— START OF RECORDS TO PROCESS —

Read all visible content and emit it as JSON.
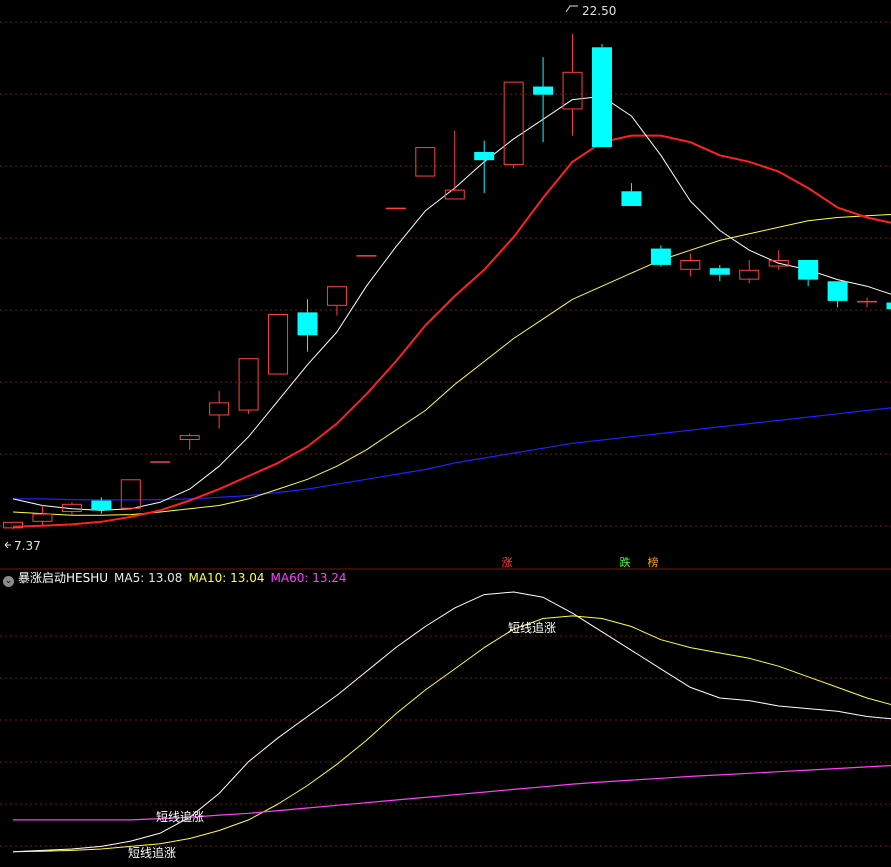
{
  "colors": {
    "background": "#000000",
    "bull": "#ff4040",
    "bear": "#00ffff",
    "ma_short": "#ffffff",
    "ma_mid": "#ff2020",
    "ma_long": "#ffff40",
    "ma_slow": "#2020ff",
    "ind_ma10": "#ffff40",
    "ind_ma60": "#ff40ff",
    "grid": "#7a1515"
  },
  "header": {
    "toggle_icon": "chevron-down-icon",
    "indicator_name": "暴涨启动HESHU",
    "ma5_label": "MA5: 13.08",
    "ma10_label": "MA10: 13.04",
    "ma60_label": "MA60: 13.24"
  },
  "tags": {
    "up": "涨",
    "down": "跌",
    "board": "榜"
  },
  "chart_data": [
    {
      "type": "candlestick",
      "high_label": "22.50",
      "low_label": "7.37",
      "ylim": [
        6.8,
        23.3
      ],
      "candles": [
        {
          "o": 7.4,
          "c": 7.6,
          "h": 7.6,
          "l": 7.37
        },
        {
          "o": 7.6,
          "c": 7.85,
          "h": 8.1,
          "l": 7.5
        },
        {
          "o": 7.9,
          "c": 8.15,
          "h": 8.2,
          "l": 7.8
        },
        {
          "o": 8.25,
          "c": 7.95,
          "h": 8.35,
          "l": 7.85
        },
        {
          "o": 8.0,
          "c": 8.9,
          "h": 8.9,
          "l": 7.95
        },
        {
          "o": 9.45,
          "c": 9.45,
          "h": 9.45,
          "l": 9.45
        },
        {
          "o": 10.1,
          "c": 10.25,
          "h": 10.3,
          "l": 9.8
        },
        {
          "o": 10.85,
          "c": 11.25,
          "h": 11.6,
          "l": 10.45
        },
        {
          "o": 11.0,
          "c": 12.6,
          "h": 12.6,
          "l": 10.9
        },
        {
          "o": 12.1,
          "c": 13.95,
          "h": 13.95,
          "l": 12.1
        },
        {
          "o": 14.0,
          "c": 13.3,
          "h": 14.4,
          "l": 12.8
        },
        {
          "o": 14.2,
          "c": 14.8,
          "h": 14.8,
          "l": 13.9
        },
        {
          "o": 15.75,
          "c": 15.75,
          "h": 15.75,
          "l": 15.75
        },
        {
          "o": 17.2,
          "c": 17.2,
          "h": 17.2,
          "l": 17.2
        },
        {
          "o": 18.15,
          "c": 19.05,
          "h": 19.05,
          "l": 18.15
        },
        {
          "o": 17.45,
          "c": 17.75,
          "h": 19.55,
          "l": 17.45
        },
        {
          "o": 18.9,
          "c": 18.65,
          "h": 19.25,
          "l": 17.65
        },
        {
          "o": 18.5,
          "c": 21.05,
          "h": 21.05,
          "l": 18.4
        },
        {
          "o": 20.9,
          "c": 20.65,
          "h": 21.8,
          "l": 19.2
        },
        {
          "o": 20.2,
          "c": 21.35,
          "h": 22.5,
          "l": 19.4
        },
        {
          "o": 22.1,
          "c": 19.05,
          "h": 22.2,
          "l": 19.05
        },
        {
          "o": 17.7,
          "c": 17.25,
          "h": 17.95,
          "l": 17.25
        },
        {
          "o": 15.95,
          "c": 15.45,
          "h": 16.05,
          "l": 15.4
        },
        {
          "o": 15.3,
          "c": 15.6,
          "h": 15.8,
          "l": 15.1
        },
        {
          "o": 15.35,
          "c": 15.15,
          "h": 15.45,
          "l": 14.95
        },
        {
          "o": 15.0,
          "c": 15.3,
          "h": 15.6,
          "l": 14.9
        },
        {
          "o": 15.4,
          "c": 15.6,
          "h": 15.9,
          "l": 15.3
        },
        {
          "o": 15.6,
          "c": 15.0,
          "h": 15.6,
          "l": 14.8
        },
        {
          "o": 14.95,
          "c": 14.35,
          "h": 14.95,
          "l": 14.15
        },
        {
          "o": 14.35,
          "c": 14.35,
          "h": 14.45,
          "l": 14.15
        },
        {
          "o": 14.3,
          "c": 14.1,
          "h": 14.35,
          "l": 14.05
        }
      ],
      "ma_white": [
        8.3,
        8.1,
        8.0,
        7.95,
        8.0,
        8.2,
        8.6,
        9.3,
        10.2,
        11.3,
        12.4,
        13.4,
        14.8,
        16.0,
        17.1,
        17.8,
        18.6,
        19.3,
        19.9,
        20.5,
        20.6,
        20.0,
        18.8,
        17.4,
        16.5,
        15.9,
        15.5,
        15.3,
        15.0,
        14.8,
        14.5
      ],
      "ma_red": [
        7.45,
        7.48,
        7.52,
        7.6,
        7.75,
        7.95,
        8.25,
        8.6,
        9.0,
        9.4,
        9.9,
        10.6,
        11.5,
        12.5,
        13.6,
        14.5,
        15.3,
        16.3,
        17.5,
        18.6,
        19.2,
        19.4,
        19.4,
        19.2,
        18.8,
        18.6,
        18.3,
        17.8,
        17.2,
        16.9,
        16.7
      ],
      "ma_yellow": [
        7.9,
        7.85,
        7.8,
        7.8,
        7.82,
        7.9,
        8.0,
        8.1,
        8.3,
        8.6,
        8.9,
        9.3,
        9.8,
        10.4,
        11.0,
        11.8,
        12.5,
        13.2,
        13.8,
        14.4,
        14.8,
        15.2,
        15.6,
        15.9,
        16.2,
        16.4,
        16.6,
        16.8,
        16.9,
        16.95,
        17.0
      ],
      "ma_blue": [
        8.3,
        8.3,
        8.28,
        8.27,
        8.27,
        8.28,
        8.3,
        8.35,
        8.4,
        8.5,
        8.6,
        8.75,
        8.9,
        9.05,
        9.2,
        9.4,
        9.55,
        9.7,
        9.85,
        10.0,
        10.1,
        10.2,
        10.3,
        10.4,
        10.5,
        10.6,
        10.7,
        10.8,
        10.9,
        11.0,
        11.1
      ]
    },
    {
      "type": "line",
      "ylim": [
        0,
        100
      ],
      "series": [
        {
          "name": "MA5",
          "values": [
            2,
            2.5,
            3,
            4,
            6,
            9,
            15,
            24,
            36,
            45,
            53,
            61,
            70,
            79,
            87,
            94,
            99,
            100,
            98,
            92,
            85,
            78,
            71,
            64,
            60,
            59,
            57,
            56,
            55,
            53,
            52
          ]
        },
        {
          "name": "MA10",
          "values": [
            2,
            2.2,
            2.5,
            3,
            4,
            5,
            7,
            10,
            14,
            20,
            27,
            35,
            44,
            54,
            63,
            71,
            79,
            86,
            90,
            91,
            90,
            87,
            82,
            79,
            77,
            75,
            72,
            68,
            64,
            60,
            57
          ]
        },
        {
          "name": "MA60",
          "values": [
            14,
            14,
            14,
            14,
            14,
            14.5,
            15,
            15.8,
            16.5,
            17.5,
            18.5,
            19.5,
            20.5,
            21.5,
            22.5,
            23.5,
            24.5,
            25.5,
            26.5,
            27.5,
            28.3,
            29,
            29.7,
            30.4,
            31,
            31.6,
            32.2,
            32.8,
            33.4,
            34,
            34.6
          ]
        }
      ],
      "annotations": [
        "短线追涨",
        "短线追涨",
        "短线追涨"
      ]
    }
  ]
}
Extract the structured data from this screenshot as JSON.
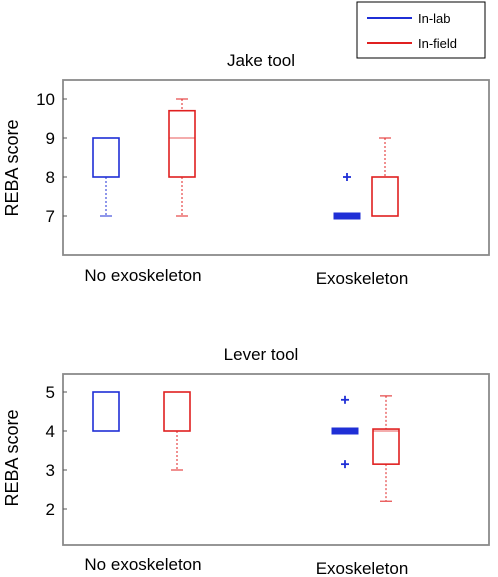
{
  "legend": {
    "placement": "top-right",
    "entries": [
      {
        "label": "In-lab",
        "color": "#1f2fd6"
      },
      {
        "label": "In-field",
        "color": "#e02020"
      }
    ]
  },
  "colors": {
    "in_lab": "#1f2fd6",
    "in_field": "#e02020",
    "frame": "#8a8a8a"
  },
  "chart_data": [
    {
      "type": "box",
      "title": "Jake tool",
      "xlabel": "",
      "ylabel": "REBA score",
      "ylim": [
        6.2,
        10.4
      ],
      "yticks": [
        7,
        8,
        9,
        10
      ],
      "grid": false,
      "categories": [
        "No exoskeleton",
        "Exoskeleton"
      ],
      "series": [
        {
          "name": "In-lab",
          "boxes": [
            {
              "category": "No exoskeleton",
              "whisker_low": 7,
              "q1": 8,
              "median": 9,
              "q3": 9,
              "whisker_high": 9,
              "outliers": []
            },
            {
              "category": "Exoskeleton",
              "whisker_low": 7,
              "q1": 7,
              "median": 7,
              "q3": 7,
              "whisker_high": 7,
              "outliers": [
                8
              ]
            }
          ]
        },
        {
          "name": "In-field",
          "boxes": [
            {
              "category": "No exoskeleton",
              "whisker_low": 7,
              "q1": 8,
              "median": 9,
              "q3": 9.7,
              "whisker_high": 10,
              "outliers": []
            },
            {
              "category": "Exoskeleton",
              "whisker_low": 7,
              "q1": 7,
              "median": 7,
              "q3": 8,
              "whisker_high": 9,
              "outliers": []
            }
          ]
        }
      ]
    },
    {
      "type": "box",
      "title": "Lever tool",
      "xlabel": "",
      "ylabel": "REBA score",
      "ylim": [
        1.5,
        5.4
      ],
      "yticks": [
        2,
        3,
        4,
        5
      ],
      "grid": false,
      "categories": [
        "No exoskeleton",
        "Exoskeleton"
      ],
      "series": [
        {
          "name": "In-lab",
          "boxes": [
            {
              "category": "No exoskeleton",
              "whisker_low": 4,
              "q1": 4,
              "median": 5,
              "q3": 5,
              "whisker_high": 5,
              "outliers": []
            },
            {
              "category": "Exoskeleton",
              "whisker_low": 4,
              "q1": 4,
              "median": 4,
              "q3": 4,
              "whisker_high": 4,
              "outliers": [
                4.8,
                3.15
              ]
            }
          ]
        },
        {
          "name": "In-field",
          "boxes": [
            {
              "category": "No exoskeleton",
              "whisker_low": 3,
              "q1": 4,
              "median": 5,
              "q3": 5,
              "whisker_high": 5,
              "outliers": []
            },
            {
              "category": "Exoskeleton",
              "whisker_low": 2.2,
              "q1": 3.15,
              "median": 4,
              "q3": 4.05,
              "whisker_high": 4.9,
              "outliers": []
            }
          ]
        }
      ]
    }
  ]
}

— END OF RECORDS TO PROCESS —

● **TASK DESCRIPTION**:
Check each line of the data above for the string "type" and report only how many lines have it.

● **ANSWER TO THE TASK**:
4